*WRITTEN REQUEST*. Extract precisely the lines that run from the line containing "Read all visible content and emit it as JSON." to the end of the records below, with both ends included and pictures omitted.

Start of SUPPLIED DATA

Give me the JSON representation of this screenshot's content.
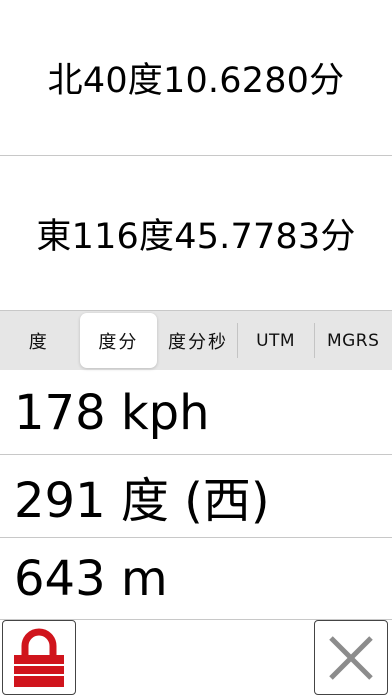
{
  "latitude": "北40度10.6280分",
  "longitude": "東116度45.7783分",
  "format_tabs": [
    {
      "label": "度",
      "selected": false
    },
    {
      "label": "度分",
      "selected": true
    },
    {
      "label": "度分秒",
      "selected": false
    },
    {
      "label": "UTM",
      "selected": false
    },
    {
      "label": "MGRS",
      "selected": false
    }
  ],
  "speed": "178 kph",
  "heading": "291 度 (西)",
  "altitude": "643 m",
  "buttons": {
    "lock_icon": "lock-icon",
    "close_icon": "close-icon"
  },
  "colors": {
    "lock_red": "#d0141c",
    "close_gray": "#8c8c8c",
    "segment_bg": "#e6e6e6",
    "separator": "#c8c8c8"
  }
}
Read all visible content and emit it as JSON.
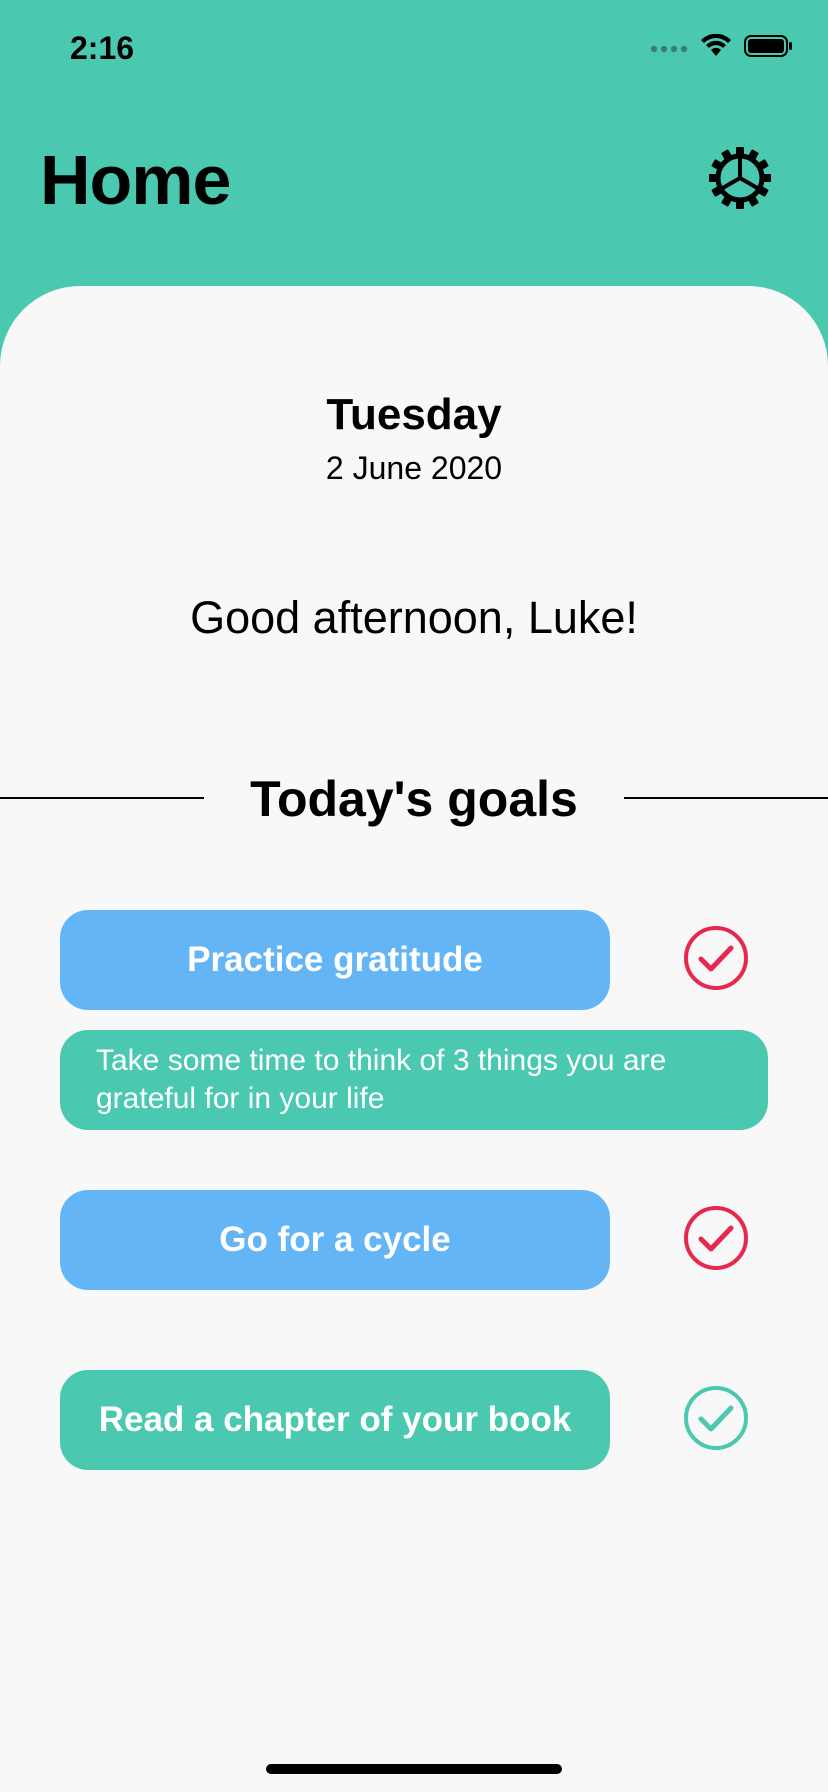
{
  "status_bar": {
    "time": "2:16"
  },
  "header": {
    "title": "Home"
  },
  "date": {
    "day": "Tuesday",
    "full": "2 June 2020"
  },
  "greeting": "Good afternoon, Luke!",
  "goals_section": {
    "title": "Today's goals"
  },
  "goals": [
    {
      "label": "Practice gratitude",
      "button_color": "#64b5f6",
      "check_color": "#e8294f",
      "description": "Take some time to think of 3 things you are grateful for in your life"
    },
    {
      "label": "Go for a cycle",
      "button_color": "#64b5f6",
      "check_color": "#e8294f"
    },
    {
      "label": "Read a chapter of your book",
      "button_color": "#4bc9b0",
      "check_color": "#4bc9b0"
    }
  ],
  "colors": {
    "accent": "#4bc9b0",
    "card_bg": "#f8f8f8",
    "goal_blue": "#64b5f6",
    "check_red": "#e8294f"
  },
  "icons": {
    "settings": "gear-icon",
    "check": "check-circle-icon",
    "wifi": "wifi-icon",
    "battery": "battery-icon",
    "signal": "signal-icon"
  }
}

End of SUPPLIED DATA

*TASK SOLUTION*.
Read all visible content and emit it as JSON.
{
  "status_bar": {
    "time": "2:16"
  },
  "header": {
    "title": "Home"
  },
  "date": {
    "day": "Tuesday",
    "full": "2 June 2020"
  },
  "greeting": "Good afternoon, Luke!",
  "goals_section": {
    "title": "Today's goals"
  },
  "goals": [
    {
      "label": "Practice gratitude",
      "button_color": "#64b5f6",
      "check_color": "#e8294f",
      "description": "Take some time to think of 3 things you are grateful for in your life"
    },
    {
      "label": "Go for a cycle",
      "button_color": "#64b5f6",
      "check_color": "#e8294f"
    },
    {
      "label": "Read a chapter of your book",
      "button_color": "#4bc9b0",
      "check_color": "#4bc9b0"
    }
  ],
  "colors": {
    "accent": "#4bc9b0",
    "card_bg": "#f8f8f8",
    "goal_blue": "#64b5f6",
    "check_red": "#e8294f"
  },
  "icons": {
    "settings": "gear-icon",
    "check": "check-circle-icon",
    "wifi": "wifi-icon",
    "battery": "battery-icon",
    "signal": "signal-icon"
  }
}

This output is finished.